> _WHAT YOU ARE ASKED TO DO_
What follows is a set of entries. Give them again exactly, without the pictures.

:: DATASET EXCERPTS ::

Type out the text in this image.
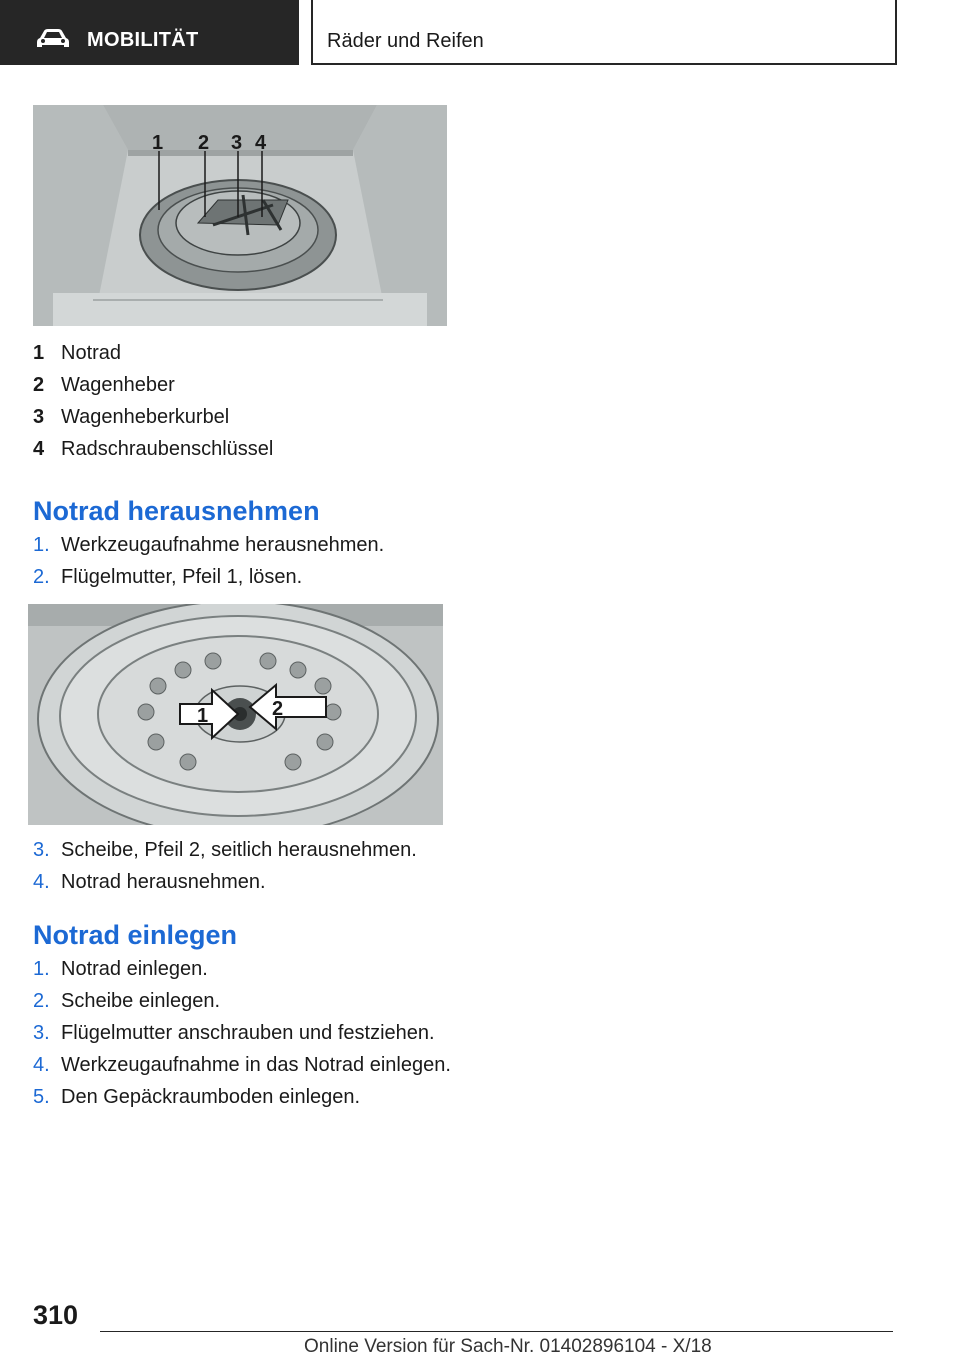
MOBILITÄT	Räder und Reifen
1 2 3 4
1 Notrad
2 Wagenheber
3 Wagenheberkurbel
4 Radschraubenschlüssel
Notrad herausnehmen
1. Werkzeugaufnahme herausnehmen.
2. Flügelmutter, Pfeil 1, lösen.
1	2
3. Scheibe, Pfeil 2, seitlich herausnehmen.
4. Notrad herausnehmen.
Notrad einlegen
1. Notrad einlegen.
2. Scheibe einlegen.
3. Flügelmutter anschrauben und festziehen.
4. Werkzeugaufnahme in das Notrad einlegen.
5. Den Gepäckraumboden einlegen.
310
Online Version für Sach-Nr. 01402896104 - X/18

:::

> _WRITTEN REPLY_
Type out the text in this image.
MOBILITÄT	Räder und Reifen
1 2 3 4
1 Notrad
2 Wagenheber
3 Wagenheberkurbel
4 Radschraubenschlüssel
Notrad herausnehmen
1. Werkzeugaufnahme herausnehmen.
2. Flügelmutter, Pfeil 1, lösen.
1	2
3. Scheibe, Pfeil 2, seitlich herausnehmen.
4. Notrad herausnehmen.
Notrad einlegen
1. Notrad einlegen.
2. Scheibe einlegen.
3. Flügelmutter anschrauben und festziehen.
4. Werkzeugaufnahme in das Notrad einlegen.
5. Den Gepäckraumboden einlegen.
310
Online Version für Sach-Nr. 01402896104 - X/18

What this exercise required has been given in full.